▶ **Task**
Reproduce the listing below, changing every occurrence of "pressure-curve" to "pressure-line" and keeping everything else unchanged.

▶ **Dataset**
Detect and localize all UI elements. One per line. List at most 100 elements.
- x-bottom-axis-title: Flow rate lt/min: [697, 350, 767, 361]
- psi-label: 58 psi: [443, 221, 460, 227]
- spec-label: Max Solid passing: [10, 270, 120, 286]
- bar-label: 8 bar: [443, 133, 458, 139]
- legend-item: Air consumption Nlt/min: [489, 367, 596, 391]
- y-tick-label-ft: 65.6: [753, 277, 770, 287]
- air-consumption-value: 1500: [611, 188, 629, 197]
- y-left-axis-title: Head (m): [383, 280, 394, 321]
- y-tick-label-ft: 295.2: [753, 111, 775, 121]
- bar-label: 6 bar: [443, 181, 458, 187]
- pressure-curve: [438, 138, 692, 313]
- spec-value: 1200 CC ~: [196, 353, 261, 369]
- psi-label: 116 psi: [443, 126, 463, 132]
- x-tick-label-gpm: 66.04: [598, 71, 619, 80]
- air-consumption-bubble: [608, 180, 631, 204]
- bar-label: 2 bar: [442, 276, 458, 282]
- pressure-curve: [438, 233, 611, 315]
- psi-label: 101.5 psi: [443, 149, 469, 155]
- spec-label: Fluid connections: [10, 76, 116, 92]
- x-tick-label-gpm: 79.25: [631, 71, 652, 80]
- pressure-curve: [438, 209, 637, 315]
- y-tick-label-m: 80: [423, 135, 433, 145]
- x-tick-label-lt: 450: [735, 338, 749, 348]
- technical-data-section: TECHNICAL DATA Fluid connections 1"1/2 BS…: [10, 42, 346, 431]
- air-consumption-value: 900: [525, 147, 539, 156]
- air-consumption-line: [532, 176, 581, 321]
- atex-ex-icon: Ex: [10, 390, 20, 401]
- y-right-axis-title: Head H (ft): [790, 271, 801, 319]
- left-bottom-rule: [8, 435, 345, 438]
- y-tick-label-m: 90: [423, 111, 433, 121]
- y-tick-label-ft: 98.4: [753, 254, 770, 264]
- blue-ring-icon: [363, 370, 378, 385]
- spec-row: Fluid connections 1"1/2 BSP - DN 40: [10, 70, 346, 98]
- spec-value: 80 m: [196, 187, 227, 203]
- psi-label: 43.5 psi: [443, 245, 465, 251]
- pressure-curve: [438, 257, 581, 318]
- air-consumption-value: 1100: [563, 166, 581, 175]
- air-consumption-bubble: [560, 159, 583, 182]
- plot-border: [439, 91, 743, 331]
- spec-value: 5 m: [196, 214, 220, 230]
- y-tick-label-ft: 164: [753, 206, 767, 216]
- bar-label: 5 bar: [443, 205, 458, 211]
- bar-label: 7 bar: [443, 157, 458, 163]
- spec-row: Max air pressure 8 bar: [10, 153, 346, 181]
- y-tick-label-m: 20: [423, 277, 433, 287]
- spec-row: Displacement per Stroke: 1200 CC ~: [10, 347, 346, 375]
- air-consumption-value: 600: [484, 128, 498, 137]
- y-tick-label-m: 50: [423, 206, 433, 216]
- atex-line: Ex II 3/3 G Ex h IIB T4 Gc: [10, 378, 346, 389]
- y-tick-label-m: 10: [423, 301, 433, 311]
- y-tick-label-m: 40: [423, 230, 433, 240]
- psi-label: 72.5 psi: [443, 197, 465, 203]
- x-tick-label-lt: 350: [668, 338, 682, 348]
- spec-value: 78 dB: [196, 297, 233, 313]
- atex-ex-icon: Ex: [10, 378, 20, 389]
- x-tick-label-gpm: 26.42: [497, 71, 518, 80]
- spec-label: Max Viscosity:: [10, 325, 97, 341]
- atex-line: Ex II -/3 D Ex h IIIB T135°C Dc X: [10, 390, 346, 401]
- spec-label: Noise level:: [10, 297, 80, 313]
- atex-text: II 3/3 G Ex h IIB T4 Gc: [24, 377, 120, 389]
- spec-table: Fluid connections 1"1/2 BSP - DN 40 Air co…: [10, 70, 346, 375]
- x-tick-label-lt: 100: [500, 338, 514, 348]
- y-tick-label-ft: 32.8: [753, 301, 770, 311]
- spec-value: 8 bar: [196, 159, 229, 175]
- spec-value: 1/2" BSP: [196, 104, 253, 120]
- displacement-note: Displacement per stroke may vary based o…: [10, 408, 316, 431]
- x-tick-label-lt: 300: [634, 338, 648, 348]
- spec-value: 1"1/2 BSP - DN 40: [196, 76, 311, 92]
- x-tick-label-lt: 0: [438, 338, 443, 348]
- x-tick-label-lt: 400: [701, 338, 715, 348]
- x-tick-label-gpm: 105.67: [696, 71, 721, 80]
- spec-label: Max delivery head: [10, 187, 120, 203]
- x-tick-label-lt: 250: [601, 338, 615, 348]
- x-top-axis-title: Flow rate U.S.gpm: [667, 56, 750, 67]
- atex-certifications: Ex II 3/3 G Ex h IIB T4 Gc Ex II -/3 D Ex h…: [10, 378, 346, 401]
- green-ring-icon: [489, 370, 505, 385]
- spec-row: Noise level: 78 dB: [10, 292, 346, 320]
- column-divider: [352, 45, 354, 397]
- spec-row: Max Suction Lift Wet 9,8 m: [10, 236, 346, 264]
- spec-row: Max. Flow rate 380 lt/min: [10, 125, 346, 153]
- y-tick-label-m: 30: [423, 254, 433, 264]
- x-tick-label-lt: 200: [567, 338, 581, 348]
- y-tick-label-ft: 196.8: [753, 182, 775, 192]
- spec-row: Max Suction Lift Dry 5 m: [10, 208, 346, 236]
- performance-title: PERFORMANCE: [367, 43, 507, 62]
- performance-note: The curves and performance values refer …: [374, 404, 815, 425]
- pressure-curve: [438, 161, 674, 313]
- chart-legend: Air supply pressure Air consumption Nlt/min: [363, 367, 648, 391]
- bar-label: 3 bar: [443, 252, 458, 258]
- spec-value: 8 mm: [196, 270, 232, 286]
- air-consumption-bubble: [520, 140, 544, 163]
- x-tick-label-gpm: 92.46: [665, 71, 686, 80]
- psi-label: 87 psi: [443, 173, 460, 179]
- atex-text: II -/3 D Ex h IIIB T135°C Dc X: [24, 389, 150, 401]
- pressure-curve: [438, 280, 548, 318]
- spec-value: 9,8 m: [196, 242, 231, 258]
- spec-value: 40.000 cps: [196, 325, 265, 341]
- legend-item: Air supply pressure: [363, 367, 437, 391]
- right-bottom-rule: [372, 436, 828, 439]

▶ **Reply to the task**
Detect and localize all UI elements. One per line. List at most 100 elements.
- x-bottom-axis-title: Flow rate lt/min: [697, 350, 767, 361]
- psi-label: 58 psi: [443, 221, 460, 227]
- spec-label: Max Solid passing: [10, 270, 120, 286]
- bar-label: 8 bar: [443, 133, 458, 139]
- legend-item: Air consumption Nlt/min: [489, 367, 596, 391]
- y-tick-label-ft: 65.6: [753, 277, 770, 287]
- air-consumption-value: 1500: [611, 188, 629, 197]
- y-left-axis-title: Head (m): [383, 280, 394, 321]
- y-tick-label-ft: 295.2: [753, 111, 775, 121]
- bar-label: 6 bar: [443, 181, 458, 187]
- pressure-line: [438, 138, 692, 313]
- spec-value: 1200 CC ~: [196, 353, 261, 369]
- psi-label: 116 psi: [443, 126, 463, 132]
- x-tick-label-gpm: 66.04: [598, 71, 619, 80]
- air-consumption-bubble: [608, 180, 631, 204]
- bar-label: 2 bar: [442, 276, 458, 282]
- pressure-line: [438, 233, 611, 315]
- psi-label: 101.5 psi: [443, 149, 469, 155]
- spec-label: Fluid connections: [10, 76, 116, 92]
- x-tick-label-gpm: 79.25: [631, 71, 652, 80]
- pressure-line: [438, 209, 637, 315]
- y-tick-label-m: 80: [423, 135, 433, 145]
- x-tick-label-lt: 450: [735, 338, 749, 348]
- technical-data-section: TECHNICAL DATA Fluid connections 1"1/2 BS…: [10, 42, 346, 431]
- air-consumption-value: 900: [525, 147, 539, 156]
- air-consumption-line: [532, 176, 581, 321]
- atex-ex-icon: Ex: [10, 390, 20, 401]
- y-right-axis-title: Head H (ft): [790, 271, 801, 319]
- left-bottom-rule: [8, 435, 345, 438]
- y-tick-label-m: 90: [423, 111, 433, 121]
- y-tick-label-ft: 98.4: [753, 254, 770, 264]
- blue-ring-icon: [363, 370, 378, 385]
- spec-row: Fluid connections 1"1/2 BSP - DN 40: [10, 70, 346, 98]
- spec-value: 80 m: [196, 187, 227, 203]
- psi-label: 43.5 psi: [443, 245, 465, 251]
- pressure-line: [438, 257, 581, 318]
- air-consumption-value: 1100: [563, 166, 581, 175]
- air-consumption-bubble: [560, 159, 583, 182]
- plot-border: [439, 91, 743, 331]
- spec-value: 5 m: [196, 214, 220, 230]
- y-tick-label-ft: 164: [753, 206, 767, 216]
- bar-label: 5 bar: [443, 205, 458, 211]
- bar-label: 7 bar: [443, 157, 458, 163]
- spec-row: Max air pressure 8 bar: [10, 153, 346, 181]
- y-tick-label-m: 20: [423, 277, 433, 287]
- spec-row: Displacement per Stroke: 1200 CC ~: [10, 347, 346, 375]
- air-consumption-value: 600: [484, 128, 498, 137]
- y-tick-label-m: 50: [423, 206, 433, 216]
- atex-line: Ex II 3/3 G Ex h IIB T4 Gc: [10, 378, 346, 389]
- y-tick-label-m: 10: [423, 301, 433, 311]
- y-tick-label-m: 40: [423, 230, 433, 240]
- psi-label: 72.5 psi: [443, 197, 465, 203]
- x-tick-label-lt: 350: [668, 338, 682, 348]
- spec-value: 78 dB: [196, 297, 233, 313]
- atex-ex-icon: Ex: [10, 378, 20, 389]
- x-tick-label-gpm: 26.42: [497, 71, 518, 80]
- spec-label: Max Viscosity:: [10, 325, 97, 341]
- atex-line: Ex II -/3 D Ex h IIIB T135°C Dc X: [10, 390, 346, 401]
- spec-label: Noise level:: [10, 297, 80, 313]
- atex-text: II 3/3 G Ex h IIB T4 Gc: [24, 377, 120, 389]
- spec-table: Fluid connections 1"1/2 BSP - DN 40 Air co…: [10, 70, 346, 375]
- x-tick-label-lt: 100: [500, 338, 514, 348]
- y-tick-label-ft: 32.8: [753, 301, 770, 311]
- spec-value: 8 bar: [196, 159, 229, 175]
- spec-value: 1/2" BSP: [196, 104, 253, 120]
- displacement-note: Displacement per stroke may vary based o…: [10, 408, 316, 431]
- x-tick-label-lt: 300: [634, 338, 648, 348]
- spec-value: 1"1/2 BSP - DN 40: [196, 76, 311, 92]
- x-tick-label-lt: 0: [438, 338, 443, 348]
- x-tick-label-lt: 400: [701, 338, 715, 348]
- x-tick-label-gpm: 105.67: [696, 71, 721, 80]
- spec-label: Max delivery head: [10, 187, 120, 203]
- x-tick-label-lt: 250: [601, 338, 615, 348]
- x-top-axis-title: Flow rate U.S.gpm: [667, 56, 750, 67]
- atex-certifications: Ex II 3/3 G Ex h IIB T4 Gc Ex II -/3 D Ex h…: [10, 378, 346, 401]
- green-ring-icon: [489, 370, 505, 385]
- spec-row: Noise level: 78 dB: [10, 292, 346, 320]
- column-divider: [352, 45, 354, 397]
- spec-row: Max Suction Lift Wet 9,8 m: [10, 236, 346, 264]
- spec-row: Max. Flow rate 380 lt/min: [10, 125, 346, 153]
- y-tick-label-m: 30: [423, 254, 433, 264]
- x-tick-label-lt: 200: [567, 338, 581, 348]
- y-tick-label-ft: 196.8: [753, 182, 775, 192]
- spec-row: Max Suction Lift Dry 5 m: [10, 208, 346, 236]
- performance-title: PERFORMANCE: [367, 43, 507, 62]
- performance-note: The curves and performance values refer …: [374, 404, 815, 425]
- pressure-line: [438, 161, 674, 313]
- chart-legend: Air supply pressure Air consumption Nlt/min: [363, 367, 648, 391]
- bar-label: 3 bar: [443, 252, 458, 258]
- spec-value: 8 mm: [196, 270, 232, 286]
- air-consumption-bubble: [520, 140, 544, 163]
- x-tick-label-gpm: 92.46: [665, 71, 686, 80]
- psi-label: 87 psi: [443, 173, 460, 179]
- atex-text: II -/3 D Ex h IIIB T135°C Dc X: [24, 389, 150, 401]
- pressure-line: [438, 280, 548, 318]
- spec-value: 9,8 m: [196, 242, 231, 258]
- spec-value: 40.000 cps: [196, 325, 265, 341]
- legend-item: Air supply pressure: [363, 367, 437, 391]
- right-bottom-rule: [372, 436, 828, 439]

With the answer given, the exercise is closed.